- [Work required]:
Output the records exactly. Include every line.

+ + + +

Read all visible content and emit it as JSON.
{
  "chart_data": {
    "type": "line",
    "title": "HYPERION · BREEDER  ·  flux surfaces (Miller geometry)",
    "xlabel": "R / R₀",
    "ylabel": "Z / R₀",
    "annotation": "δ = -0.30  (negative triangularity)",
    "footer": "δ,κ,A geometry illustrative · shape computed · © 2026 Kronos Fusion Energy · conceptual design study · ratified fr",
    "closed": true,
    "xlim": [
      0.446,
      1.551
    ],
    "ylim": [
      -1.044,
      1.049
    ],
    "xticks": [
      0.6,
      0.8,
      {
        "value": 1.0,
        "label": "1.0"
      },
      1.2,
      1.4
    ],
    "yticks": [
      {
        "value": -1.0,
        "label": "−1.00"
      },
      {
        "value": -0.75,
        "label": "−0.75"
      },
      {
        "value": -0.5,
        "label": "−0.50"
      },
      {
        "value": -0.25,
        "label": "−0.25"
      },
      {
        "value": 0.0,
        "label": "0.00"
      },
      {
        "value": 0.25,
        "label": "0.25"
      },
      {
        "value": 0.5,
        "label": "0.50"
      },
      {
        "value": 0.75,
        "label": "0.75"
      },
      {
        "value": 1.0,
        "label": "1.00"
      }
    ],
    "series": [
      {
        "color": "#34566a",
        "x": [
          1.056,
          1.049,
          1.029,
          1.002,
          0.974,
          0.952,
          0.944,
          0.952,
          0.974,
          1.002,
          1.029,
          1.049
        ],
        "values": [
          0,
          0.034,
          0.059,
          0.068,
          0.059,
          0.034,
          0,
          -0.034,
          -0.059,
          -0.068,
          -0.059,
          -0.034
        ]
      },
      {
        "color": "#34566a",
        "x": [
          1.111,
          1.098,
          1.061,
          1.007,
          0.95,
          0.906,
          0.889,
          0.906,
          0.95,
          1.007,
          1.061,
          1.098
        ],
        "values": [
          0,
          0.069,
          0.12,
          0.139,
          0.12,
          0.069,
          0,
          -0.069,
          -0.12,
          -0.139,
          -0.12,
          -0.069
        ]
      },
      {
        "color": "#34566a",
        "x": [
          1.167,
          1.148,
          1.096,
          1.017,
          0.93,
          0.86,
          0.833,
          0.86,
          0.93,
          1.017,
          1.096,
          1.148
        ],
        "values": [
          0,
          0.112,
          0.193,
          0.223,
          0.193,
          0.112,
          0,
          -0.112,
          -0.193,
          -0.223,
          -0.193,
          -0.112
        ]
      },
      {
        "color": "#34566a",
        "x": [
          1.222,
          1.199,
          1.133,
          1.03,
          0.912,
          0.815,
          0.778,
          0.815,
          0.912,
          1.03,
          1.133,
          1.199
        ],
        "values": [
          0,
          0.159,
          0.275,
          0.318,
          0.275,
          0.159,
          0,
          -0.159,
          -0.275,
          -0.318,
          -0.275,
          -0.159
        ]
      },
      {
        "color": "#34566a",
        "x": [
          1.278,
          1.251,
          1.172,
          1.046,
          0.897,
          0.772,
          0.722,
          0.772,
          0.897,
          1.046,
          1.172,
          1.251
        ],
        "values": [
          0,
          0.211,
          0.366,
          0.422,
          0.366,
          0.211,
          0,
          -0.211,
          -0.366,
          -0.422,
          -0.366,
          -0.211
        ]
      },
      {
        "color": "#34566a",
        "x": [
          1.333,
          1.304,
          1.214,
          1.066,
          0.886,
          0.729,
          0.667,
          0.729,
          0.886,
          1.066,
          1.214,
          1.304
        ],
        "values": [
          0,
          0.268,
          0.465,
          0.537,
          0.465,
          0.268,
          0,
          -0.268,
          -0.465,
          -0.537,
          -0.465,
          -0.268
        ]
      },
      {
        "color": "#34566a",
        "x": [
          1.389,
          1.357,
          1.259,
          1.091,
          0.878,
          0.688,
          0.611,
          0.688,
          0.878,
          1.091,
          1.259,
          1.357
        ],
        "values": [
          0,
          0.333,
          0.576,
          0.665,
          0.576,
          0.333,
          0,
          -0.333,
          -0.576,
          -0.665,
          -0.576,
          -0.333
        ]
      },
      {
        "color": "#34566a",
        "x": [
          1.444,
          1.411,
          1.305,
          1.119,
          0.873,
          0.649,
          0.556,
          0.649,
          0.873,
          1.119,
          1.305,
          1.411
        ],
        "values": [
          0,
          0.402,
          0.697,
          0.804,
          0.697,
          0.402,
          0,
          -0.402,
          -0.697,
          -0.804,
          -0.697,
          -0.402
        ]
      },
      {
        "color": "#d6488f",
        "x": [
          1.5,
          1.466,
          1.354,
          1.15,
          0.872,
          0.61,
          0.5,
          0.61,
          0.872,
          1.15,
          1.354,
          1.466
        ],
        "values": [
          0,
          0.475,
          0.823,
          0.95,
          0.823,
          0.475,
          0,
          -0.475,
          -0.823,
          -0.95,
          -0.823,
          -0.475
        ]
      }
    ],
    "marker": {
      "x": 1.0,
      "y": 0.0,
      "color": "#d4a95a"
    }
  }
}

+ + + +

- [Output for this task]:
Read all visible content and emit it as JSON.
{
  "chart_data": {
    "type": "line",
    "title": "HYPERION · BREEDER  ·  flux surfaces (Miller geometry)",
    "xlabel": "R / R₀",
    "ylabel": "Z / R₀",
    "annotation": "δ = -0.30  (negative triangularity)",
    "footer": "δ,κ,A geometry illustrative · shape computed · © 2026 Kronos Fusion Energy · conceptual design study · ratified fr",
    "closed": true,
    "xlim": [
      0.446,
      1.551
    ],
    "ylim": [
      -1.044,
      1.049
    ],
    "xticks": [
      0.6,
      0.8,
      {
        "value": 1.0,
        "label": "1.0"
      },
      1.2,
      1.4
    ],
    "yticks": [
      {
        "value": -1.0,
        "label": "−1.00"
      },
      {
        "value": -0.75,
        "label": "−0.75"
      },
      {
        "value": -0.5,
        "label": "−0.50"
      },
      {
        "value": -0.25,
        "label": "−0.25"
      },
      {
        "value": 0.0,
        "label": "0.00"
      },
      {
        "value": 0.25,
        "label": "0.25"
      },
      {
        "value": 0.5,
        "label": "0.50"
      },
      {
        "value": 0.75,
        "label": "0.75"
      },
      {
        "value": 1.0,
        "label": "1.00"
      }
    ],
    "series": [
      {
        "color": "#34566a",
        "x": [
          1.056,
          1.049,
          1.029,
          1.002,
          0.974,
          0.952,
          0.944,
          0.952,
          0.974,
          1.002,
          1.029,
          1.049
        ],
        "values": [
          0,
          0.034,
          0.059,
          0.068,
          0.059,
          0.034,
          0,
          -0.034,
          -0.059,
          -0.068,
          -0.059,
          -0.034
        ]
      },
      {
        "color": "#34566a",
        "x": [
          1.111,
          1.098,
          1.061,
          1.007,
          0.95,
          0.906,
          0.889,
          0.906,
          0.95,
          1.007,
          1.061,
          1.098
        ],
        "values": [
          0,
          0.069,
          0.12,
          0.139,
          0.12,
          0.069,
          0,
          -0.069,
          -0.12,
          -0.139,
          -0.12,
          -0.069
        ]
      },
      {
        "color": "#34566a",
        "x": [
          1.167,
          1.148,
          1.096,
          1.017,
          0.93,
          0.86,
          0.833,
          0.86,
          0.93,
          1.017,
          1.096,
          1.148
        ],
        "values": [
          0,
          0.112,
          0.193,
          0.223,
          0.193,
          0.112,
          0,
          -0.112,
          -0.193,
          -0.223,
          -0.193,
          -0.112
        ]
      },
      {
        "color": "#34566a",
        "x": [
          1.222,
          1.199,
          1.133,
          1.03,
          0.912,
          0.815,
          0.778,
          0.815,
          0.912,
          1.03,
          1.133,
          1.199
        ],
        "values": [
          0,
          0.159,
          0.275,
          0.318,
          0.275,
          0.159,
          0,
          -0.159,
          -0.275,
          -0.318,
          -0.275,
          -0.159
        ]
      },
      {
        "color": "#34566a",
        "x": [
          1.278,
          1.251,
          1.172,
          1.046,
          0.897,
          0.772,
          0.722,
          0.772,
          0.897,
          1.046,
          1.172,
          1.251
        ],
        "values": [
          0,
          0.211,
          0.366,
          0.422,
          0.366,
          0.211,
          0,
          -0.211,
          -0.366,
          -0.422,
          -0.366,
          -0.211
        ]
      },
      {
        "color": "#34566a",
        "x": [
          1.333,
          1.304,
          1.214,
          1.066,
          0.886,
          0.729,
          0.667,
          0.729,
          0.886,
          1.066,
          1.214,
          1.304
        ],
        "values": [
          0,
          0.268,
          0.465,
          0.537,
          0.465,
          0.268,
          0,
          -0.268,
          -0.465,
          -0.537,
          -0.465,
          -0.268
        ]
      },
      {
        "color": "#34566a",
        "x": [
          1.389,
          1.357,
          1.259,
          1.091,
          0.878,
          0.688,
          0.611,
          0.688,
          0.878,
          1.091,
          1.259,
          1.357
        ],
        "values": [
          0,
          0.333,
          0.576,
          0.665,
          0.576,
          0.333,
          0,
          -0.333,
          -0.576,
          -0.665,
          -0.576,
          -0.333
        ]
      },
      {
        "color": "#34566a",
        "x": [
          1.444,
          1.411,
          1.305,
          1.119,
          0.873,
          0.649,
          0.556,
          0.649,
          0.873,
          1.119,
          1.305,
          1.411
        ],
        "values": [
          0,
          0.402,
          0.697,
          0.804,
          0.697,
          0.402,
          0,
          -0.402,
          -0.697,
          -0.804,
          -0.697,
          -0.402
        ]
      },
      {
        "color": "#d6488f",
        "x": [
          1.5,
          1.466,
          1.354,
          1.15,
          0.872,
          0.61,
          0.5,
          0.61,
          0.872,
          1.15,
          1.354,
          1.466
        ],
        "values": [
          0,
          0.475,
          0.823,
          0.95,
          0.823,
          0.475,
          0,
          -0.475,
          -0.823,
          -0.95,
          -0.823,
          -0.475
        ]
      }
    ],
    "marker": {
      "x": 1.0,
      "y": 0.0,
      "color": "#d4a95a"
    }
  }
}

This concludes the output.